AIM OF THE EXERCISE: From the listing below, extract each line containing the string "Login".

THE DATA:

+++++

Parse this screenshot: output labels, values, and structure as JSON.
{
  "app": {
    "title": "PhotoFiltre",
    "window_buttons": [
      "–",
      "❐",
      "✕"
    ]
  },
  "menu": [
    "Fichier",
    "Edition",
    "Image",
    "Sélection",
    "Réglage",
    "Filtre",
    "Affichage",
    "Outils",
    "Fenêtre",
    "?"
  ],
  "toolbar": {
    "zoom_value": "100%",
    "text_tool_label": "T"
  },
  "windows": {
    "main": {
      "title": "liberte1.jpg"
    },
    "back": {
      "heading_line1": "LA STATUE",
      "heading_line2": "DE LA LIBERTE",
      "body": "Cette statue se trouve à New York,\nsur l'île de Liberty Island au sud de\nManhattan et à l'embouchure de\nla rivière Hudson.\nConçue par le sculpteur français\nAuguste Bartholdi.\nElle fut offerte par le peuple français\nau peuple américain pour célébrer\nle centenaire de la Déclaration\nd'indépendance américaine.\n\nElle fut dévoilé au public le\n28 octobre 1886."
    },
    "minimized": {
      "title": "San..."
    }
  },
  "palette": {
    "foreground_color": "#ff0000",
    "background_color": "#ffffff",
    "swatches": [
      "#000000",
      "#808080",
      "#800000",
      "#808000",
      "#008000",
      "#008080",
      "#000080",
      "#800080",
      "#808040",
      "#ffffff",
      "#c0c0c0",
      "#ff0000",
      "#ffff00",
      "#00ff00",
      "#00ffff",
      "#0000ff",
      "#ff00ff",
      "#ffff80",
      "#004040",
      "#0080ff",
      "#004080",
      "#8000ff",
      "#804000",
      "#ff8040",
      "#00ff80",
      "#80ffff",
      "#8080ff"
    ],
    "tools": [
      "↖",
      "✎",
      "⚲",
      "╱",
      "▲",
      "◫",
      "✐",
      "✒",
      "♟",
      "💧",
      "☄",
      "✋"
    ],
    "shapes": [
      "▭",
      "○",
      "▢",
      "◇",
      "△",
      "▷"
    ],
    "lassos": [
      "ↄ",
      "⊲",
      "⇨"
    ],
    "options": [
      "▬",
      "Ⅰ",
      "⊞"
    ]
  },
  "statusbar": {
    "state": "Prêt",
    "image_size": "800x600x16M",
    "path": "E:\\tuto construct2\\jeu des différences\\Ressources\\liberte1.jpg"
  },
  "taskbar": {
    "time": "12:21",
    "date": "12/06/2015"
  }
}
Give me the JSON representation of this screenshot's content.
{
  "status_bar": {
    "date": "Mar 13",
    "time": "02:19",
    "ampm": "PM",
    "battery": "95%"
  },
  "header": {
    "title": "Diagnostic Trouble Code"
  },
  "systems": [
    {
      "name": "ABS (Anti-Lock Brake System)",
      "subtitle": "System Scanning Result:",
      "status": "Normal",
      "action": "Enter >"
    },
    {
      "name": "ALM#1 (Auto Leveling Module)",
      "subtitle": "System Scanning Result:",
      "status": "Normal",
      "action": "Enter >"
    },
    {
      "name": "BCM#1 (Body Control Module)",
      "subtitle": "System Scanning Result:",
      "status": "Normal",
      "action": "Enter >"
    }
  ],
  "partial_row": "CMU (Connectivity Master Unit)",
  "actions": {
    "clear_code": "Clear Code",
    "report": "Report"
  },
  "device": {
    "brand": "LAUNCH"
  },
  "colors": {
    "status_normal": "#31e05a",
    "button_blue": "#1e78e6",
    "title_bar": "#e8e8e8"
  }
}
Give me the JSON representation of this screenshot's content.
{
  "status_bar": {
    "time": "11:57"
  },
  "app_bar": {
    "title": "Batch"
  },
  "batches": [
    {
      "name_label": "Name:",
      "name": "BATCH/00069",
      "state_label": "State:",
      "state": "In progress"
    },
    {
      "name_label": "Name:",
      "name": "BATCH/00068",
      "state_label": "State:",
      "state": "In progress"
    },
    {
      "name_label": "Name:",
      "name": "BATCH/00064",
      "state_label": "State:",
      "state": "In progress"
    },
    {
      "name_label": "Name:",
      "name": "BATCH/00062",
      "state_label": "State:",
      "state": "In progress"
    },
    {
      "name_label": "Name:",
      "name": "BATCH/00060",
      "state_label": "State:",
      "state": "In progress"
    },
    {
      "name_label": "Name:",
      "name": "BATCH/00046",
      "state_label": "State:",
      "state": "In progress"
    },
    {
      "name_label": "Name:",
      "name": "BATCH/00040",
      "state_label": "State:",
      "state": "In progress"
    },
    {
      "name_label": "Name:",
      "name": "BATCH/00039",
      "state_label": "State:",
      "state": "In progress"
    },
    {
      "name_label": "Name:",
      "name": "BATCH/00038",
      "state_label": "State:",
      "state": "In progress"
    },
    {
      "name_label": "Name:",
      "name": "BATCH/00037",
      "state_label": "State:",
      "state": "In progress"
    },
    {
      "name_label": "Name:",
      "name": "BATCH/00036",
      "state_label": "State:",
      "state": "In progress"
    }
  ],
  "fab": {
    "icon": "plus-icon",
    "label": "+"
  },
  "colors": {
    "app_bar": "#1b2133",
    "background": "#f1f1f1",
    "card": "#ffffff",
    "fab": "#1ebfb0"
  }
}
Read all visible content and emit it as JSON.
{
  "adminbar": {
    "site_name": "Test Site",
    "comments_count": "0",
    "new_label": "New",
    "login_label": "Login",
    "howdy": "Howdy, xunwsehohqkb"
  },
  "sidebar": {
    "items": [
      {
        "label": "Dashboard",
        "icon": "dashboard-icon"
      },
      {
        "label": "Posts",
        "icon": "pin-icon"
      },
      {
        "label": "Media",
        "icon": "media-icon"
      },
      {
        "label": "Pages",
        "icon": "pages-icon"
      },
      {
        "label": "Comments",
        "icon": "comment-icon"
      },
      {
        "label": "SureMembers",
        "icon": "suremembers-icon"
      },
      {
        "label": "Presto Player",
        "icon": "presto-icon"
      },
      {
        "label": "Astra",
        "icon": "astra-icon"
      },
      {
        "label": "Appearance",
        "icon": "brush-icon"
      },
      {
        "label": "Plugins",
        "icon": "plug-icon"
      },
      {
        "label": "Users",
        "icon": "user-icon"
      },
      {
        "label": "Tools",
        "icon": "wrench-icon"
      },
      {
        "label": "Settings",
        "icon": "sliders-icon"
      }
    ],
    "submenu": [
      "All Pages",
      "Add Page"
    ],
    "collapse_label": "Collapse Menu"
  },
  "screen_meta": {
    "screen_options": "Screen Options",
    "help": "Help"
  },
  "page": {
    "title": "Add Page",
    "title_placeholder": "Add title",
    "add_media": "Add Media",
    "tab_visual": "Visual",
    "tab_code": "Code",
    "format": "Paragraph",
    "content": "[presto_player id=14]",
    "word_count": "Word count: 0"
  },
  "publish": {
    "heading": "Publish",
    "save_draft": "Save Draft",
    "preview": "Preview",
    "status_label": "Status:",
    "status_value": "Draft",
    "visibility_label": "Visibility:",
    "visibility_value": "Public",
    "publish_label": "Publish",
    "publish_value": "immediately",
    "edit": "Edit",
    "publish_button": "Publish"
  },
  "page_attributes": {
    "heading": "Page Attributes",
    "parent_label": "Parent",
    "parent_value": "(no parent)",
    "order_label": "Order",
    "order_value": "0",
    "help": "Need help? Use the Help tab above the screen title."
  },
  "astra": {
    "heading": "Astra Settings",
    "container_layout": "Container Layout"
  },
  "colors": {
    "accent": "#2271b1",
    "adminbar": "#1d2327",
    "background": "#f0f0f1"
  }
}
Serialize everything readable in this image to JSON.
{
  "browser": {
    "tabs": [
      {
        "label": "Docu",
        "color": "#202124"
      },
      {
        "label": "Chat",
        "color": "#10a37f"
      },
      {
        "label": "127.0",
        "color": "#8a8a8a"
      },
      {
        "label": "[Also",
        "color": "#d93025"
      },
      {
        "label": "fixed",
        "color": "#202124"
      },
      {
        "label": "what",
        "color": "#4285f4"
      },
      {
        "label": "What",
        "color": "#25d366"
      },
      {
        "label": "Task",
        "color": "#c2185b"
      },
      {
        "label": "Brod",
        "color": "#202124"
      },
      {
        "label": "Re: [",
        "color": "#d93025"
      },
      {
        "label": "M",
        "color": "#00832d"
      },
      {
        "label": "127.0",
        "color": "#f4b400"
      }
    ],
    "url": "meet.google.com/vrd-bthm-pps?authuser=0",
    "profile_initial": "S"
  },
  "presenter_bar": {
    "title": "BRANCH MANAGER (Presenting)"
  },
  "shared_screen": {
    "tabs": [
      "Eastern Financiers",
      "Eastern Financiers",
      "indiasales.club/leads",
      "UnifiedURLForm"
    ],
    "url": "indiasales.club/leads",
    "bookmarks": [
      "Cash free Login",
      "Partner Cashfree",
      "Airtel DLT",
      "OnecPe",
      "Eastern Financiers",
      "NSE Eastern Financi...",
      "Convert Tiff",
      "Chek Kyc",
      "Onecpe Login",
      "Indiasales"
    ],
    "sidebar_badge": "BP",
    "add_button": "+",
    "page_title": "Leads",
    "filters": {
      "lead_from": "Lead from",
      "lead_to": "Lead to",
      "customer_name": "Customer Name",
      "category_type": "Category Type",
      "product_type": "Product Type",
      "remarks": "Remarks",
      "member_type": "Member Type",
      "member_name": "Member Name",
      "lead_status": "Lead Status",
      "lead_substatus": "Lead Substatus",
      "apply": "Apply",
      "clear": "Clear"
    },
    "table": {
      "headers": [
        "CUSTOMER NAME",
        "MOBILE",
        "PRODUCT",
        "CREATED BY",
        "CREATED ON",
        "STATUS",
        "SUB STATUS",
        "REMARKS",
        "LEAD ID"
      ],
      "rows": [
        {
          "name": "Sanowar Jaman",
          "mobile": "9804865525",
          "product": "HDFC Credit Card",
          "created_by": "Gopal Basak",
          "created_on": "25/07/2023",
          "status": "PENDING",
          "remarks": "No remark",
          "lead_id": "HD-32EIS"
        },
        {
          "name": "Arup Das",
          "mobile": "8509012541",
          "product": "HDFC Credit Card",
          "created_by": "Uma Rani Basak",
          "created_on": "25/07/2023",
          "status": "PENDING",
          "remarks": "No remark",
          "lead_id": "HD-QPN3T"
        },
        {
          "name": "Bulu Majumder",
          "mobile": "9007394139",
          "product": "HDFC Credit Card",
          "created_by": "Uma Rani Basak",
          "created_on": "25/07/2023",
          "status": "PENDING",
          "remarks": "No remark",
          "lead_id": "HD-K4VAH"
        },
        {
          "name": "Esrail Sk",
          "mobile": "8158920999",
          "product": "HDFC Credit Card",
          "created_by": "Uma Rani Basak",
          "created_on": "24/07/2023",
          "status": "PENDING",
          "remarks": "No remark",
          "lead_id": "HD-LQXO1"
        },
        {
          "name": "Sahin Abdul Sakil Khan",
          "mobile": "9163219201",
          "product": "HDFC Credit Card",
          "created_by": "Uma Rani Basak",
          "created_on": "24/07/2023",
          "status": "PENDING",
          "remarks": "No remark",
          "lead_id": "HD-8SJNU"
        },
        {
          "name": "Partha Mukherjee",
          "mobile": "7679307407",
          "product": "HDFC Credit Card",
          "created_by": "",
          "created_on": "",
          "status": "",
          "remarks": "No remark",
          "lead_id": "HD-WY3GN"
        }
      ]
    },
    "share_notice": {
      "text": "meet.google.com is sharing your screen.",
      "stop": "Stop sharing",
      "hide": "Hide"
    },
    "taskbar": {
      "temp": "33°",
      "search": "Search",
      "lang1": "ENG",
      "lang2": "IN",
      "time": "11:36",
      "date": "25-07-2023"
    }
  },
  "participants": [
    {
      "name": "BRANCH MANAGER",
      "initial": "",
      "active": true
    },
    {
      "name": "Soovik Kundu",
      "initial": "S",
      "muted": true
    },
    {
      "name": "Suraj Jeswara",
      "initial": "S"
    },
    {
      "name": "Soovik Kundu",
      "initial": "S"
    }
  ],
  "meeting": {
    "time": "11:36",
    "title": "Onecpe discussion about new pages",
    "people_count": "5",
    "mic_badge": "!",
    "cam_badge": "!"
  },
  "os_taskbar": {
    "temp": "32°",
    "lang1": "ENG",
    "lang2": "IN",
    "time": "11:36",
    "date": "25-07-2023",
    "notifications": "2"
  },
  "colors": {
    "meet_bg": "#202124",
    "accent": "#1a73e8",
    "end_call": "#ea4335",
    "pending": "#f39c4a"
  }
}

+++++

OUTPUT FOR THIS TASK:
    "login_label": "Login",
      "Cash free Login",
      "Onecpe Login",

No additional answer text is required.